▸ EXERCISE INSTRUCTIONS
From the listing below, extract each entry exactly as written, minus the images.

──────── RAW DATA ────────

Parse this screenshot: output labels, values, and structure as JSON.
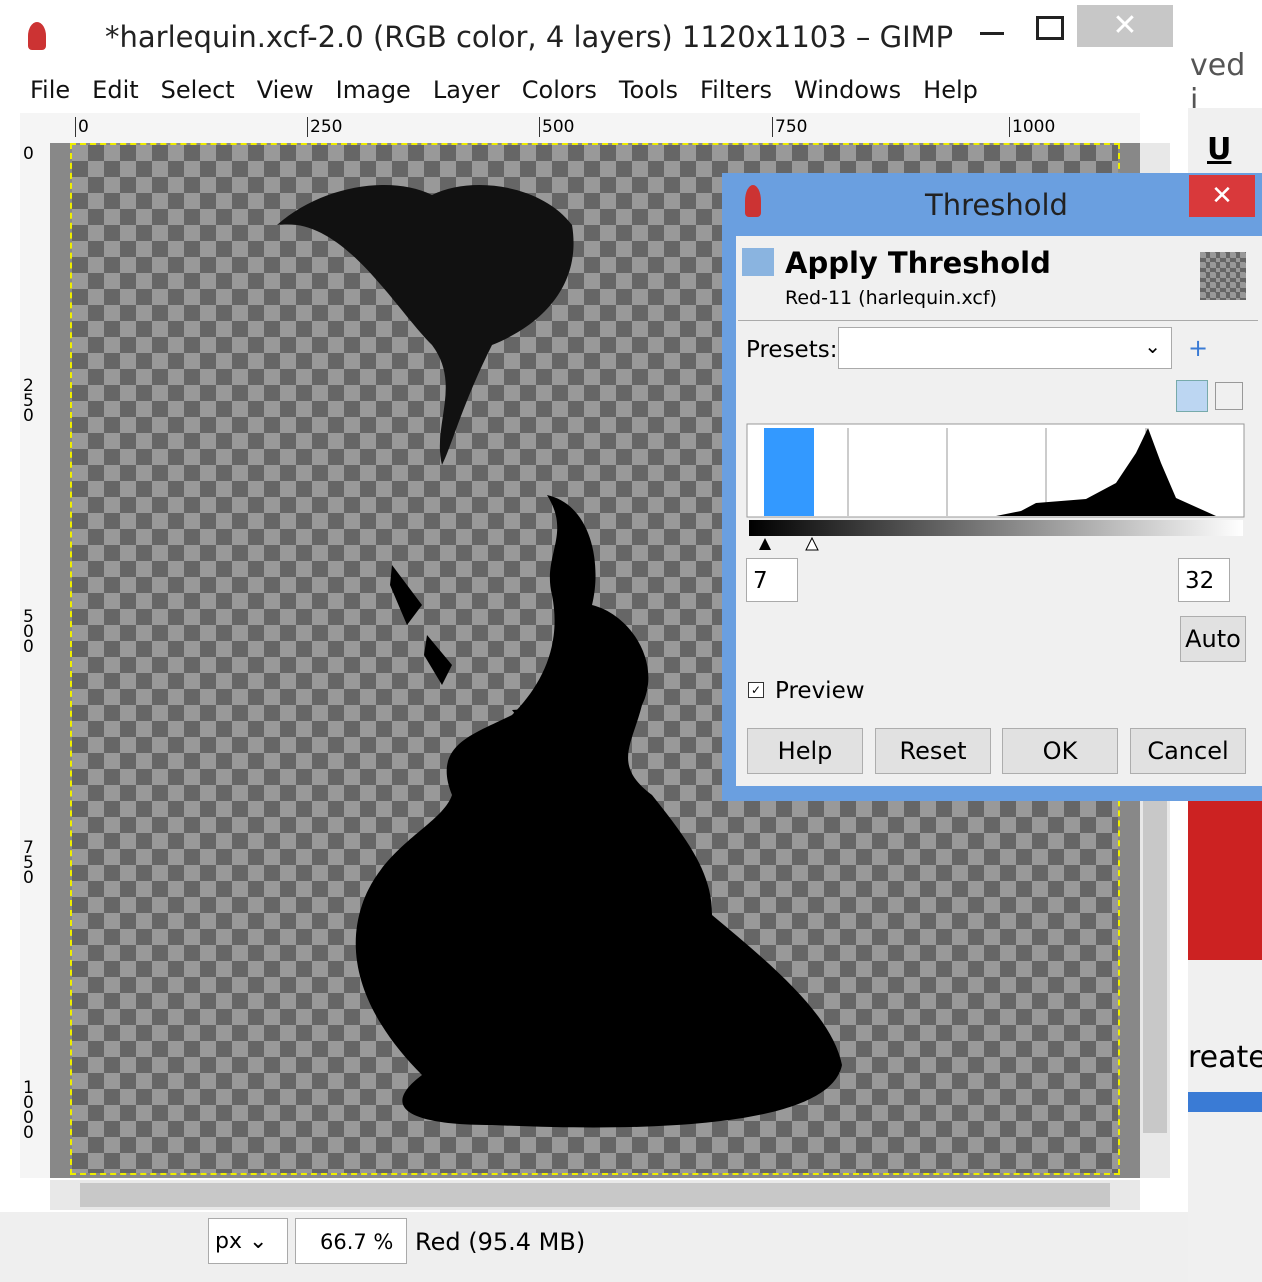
{
  "window": {
    "title": "*harlequin.xcf-2.0 (RGB color, 4 layers) 1120x1103 – GIMP",
    "menu": [
      "File",
      "Edit",
      "Select",
      "View",
      "Image",
      "Layer",
      "Colors",
      "Tools",
      "Filters",
      "Windows",
      "Help"
    ]
  },
  "rulers": {
    "horizontal": [
      "0",
      "250",
      "500",
      "750",
      "1000"
    ],
    "vertical": [
      "0",
      "250",
      "500",
      "750",
      "1000"
    ]
  },
  "dialog": {
    "title": "Threshold",
    "heading": "Apply Threshold",
    "subheading": "Red-11 (harlequin.xcf)",
    "presets_label": "Presets:",
    "low": "7",
    "high": "32",
    "auto": "Auto",
    "preview": "Preview",
    "buttons": [
      "Help",
      "Reset",
      "OK",
      "Cancel"
    ]
  },
  "status": {
    "unit": "px",
    "zoom": "66.7 %",
    "info": "Red (95.4 MB)"
  },
  "background": {
    "top_text": "ved i",
    "letter": "U",
    "bottom_text": "reate"
  }
}
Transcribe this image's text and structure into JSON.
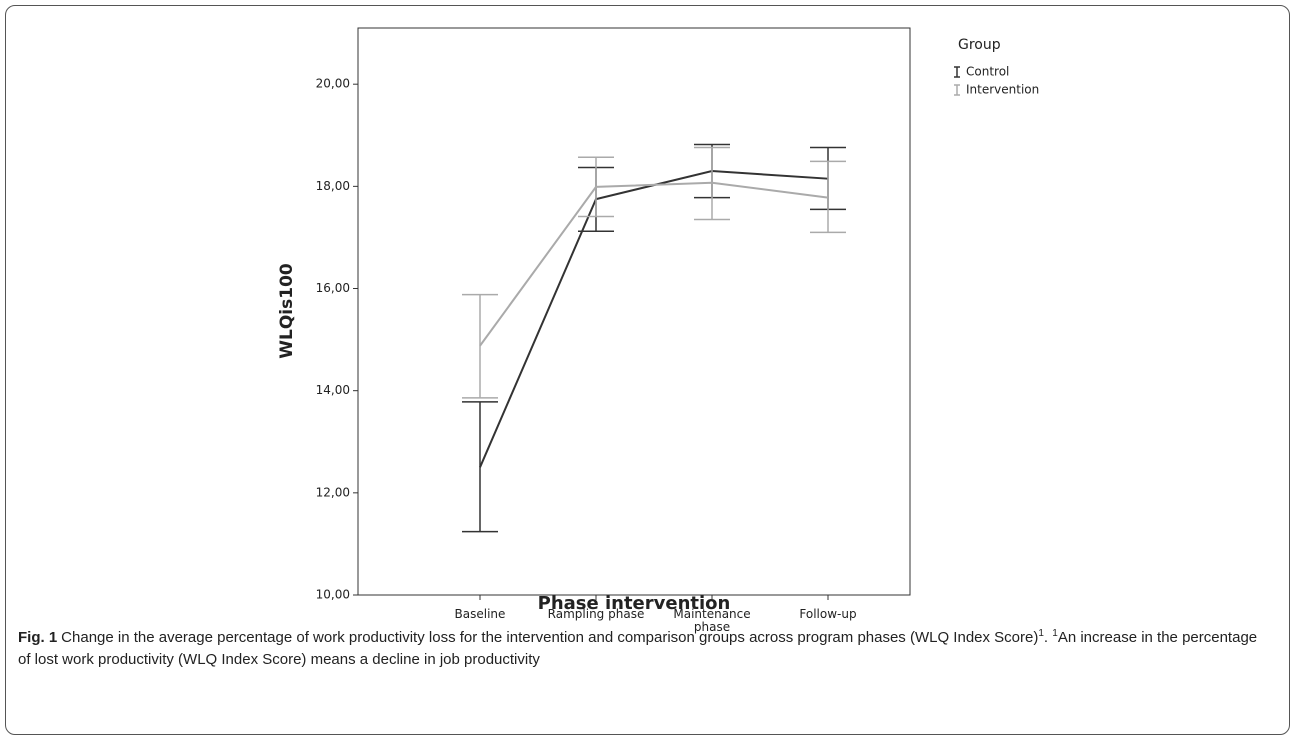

────────

▸ EXPECTED ANSWER
Parse this screenshot: output labels, values, and structure as JSON.
{
  "window": {
    "title": "*harlequin.xcf-2.0 (RGB color, 4 layers) 1120x1103 – GIMP",
    "menu": [
      "File",
      "Edit",
      "Select",
      "View",
      "Image",
      "Layer",
      "Colors",
      "Tools",
      "Filters",
      "Windows",
      "Help"
    ]
  },
  "rulers": {
    "horizontal": [
      "0",
      "250",
      "500",
      "750",
      "1000"
    ],
    "vertical": [
      "0",
      "250",
      "500",
      "750",
      "1000"
    ]
  },
  "dialog": {
    "title": "Threshold",
    "heading": "Apply Threshold",
    "subheading": "Red-11 (harlequin.xcf)",
    "presets_label": "Presets:",
    "low": "7",
    "high": "32",
    "auto": "Auto",
    "preview": "Preview",
    "buttons": [
      "Help",
      "Reset",
      "OK",
      "Cancel"
    ]
  },
  "status": {
    "unit": "px",
    "zoom": "66.7 %",
    "info": "Red (95.4 MB)"
  },
  "background": {
    "top_text": "ved i",
    "letter": "U",
    "bottom_text": "reate"
  }
}
Transcribe this image's text and structure into JSON.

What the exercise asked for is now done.